## Task details
Give all of the lines again exactly as they read.

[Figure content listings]
________________

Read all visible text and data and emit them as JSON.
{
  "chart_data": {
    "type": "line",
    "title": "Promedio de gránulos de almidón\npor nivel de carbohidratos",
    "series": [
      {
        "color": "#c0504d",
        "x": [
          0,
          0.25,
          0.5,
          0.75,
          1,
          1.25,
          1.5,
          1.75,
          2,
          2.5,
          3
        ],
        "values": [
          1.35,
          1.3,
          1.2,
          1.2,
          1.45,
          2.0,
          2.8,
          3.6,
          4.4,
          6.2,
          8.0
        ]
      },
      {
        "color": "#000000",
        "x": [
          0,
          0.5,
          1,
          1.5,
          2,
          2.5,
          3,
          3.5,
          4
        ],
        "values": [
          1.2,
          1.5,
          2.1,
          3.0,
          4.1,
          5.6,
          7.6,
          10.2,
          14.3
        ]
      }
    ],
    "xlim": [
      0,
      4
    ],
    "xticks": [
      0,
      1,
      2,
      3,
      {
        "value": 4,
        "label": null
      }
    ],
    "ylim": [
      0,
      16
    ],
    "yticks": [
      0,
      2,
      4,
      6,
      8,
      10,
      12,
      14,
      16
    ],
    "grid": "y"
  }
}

________________

## Correct response
Read all visible text and data and emit them as JSON.
{
  "chart_data": {
    "type": "line",
    "title": "Promedio de gránulos de almidón\npor nivel de carbohidratos",
    "series": [
      {
        "color": "#c0504d",
        "x": [
          0,
          0.25,
          0.5,
          0.75,
          1,
          1.25,
          1.5,
          1.75,
          2,
          2.5,
          3
        ],
        "values": [
          1.35,
          1.3,
          1.2,
          1.2,
          1.45,
          2.0,
          2.8,
          3.6,
          4.4,
          6.2,
          8.0
        ]
      },
      {
        "color": "#000000",
        "x": [
          0,
          0.5,
          1,
          1.5,
          2,
          2.5,
          3,
          3.5,
          4
        ],
        "values": [
          1.2,
          1.5,
          2.1,
          3.0,
          4.1,
          5.6,
          7.6,
          10.2,
          14.3
        ]
      }
    ],
    "xlim": [
      0,
      4
    ],
    "xticks": [
      0,
      1,
      2,
      3,
      {
        "value": 4,
        "label": null
      }
    ],
    "ylim": [
      0,
      16
    ],
    "yticks": [
      0,
      2,
      4,
      6,
      8,
      10,
      12,
      14,
      16
    ],
    "grid": "y"
  }
}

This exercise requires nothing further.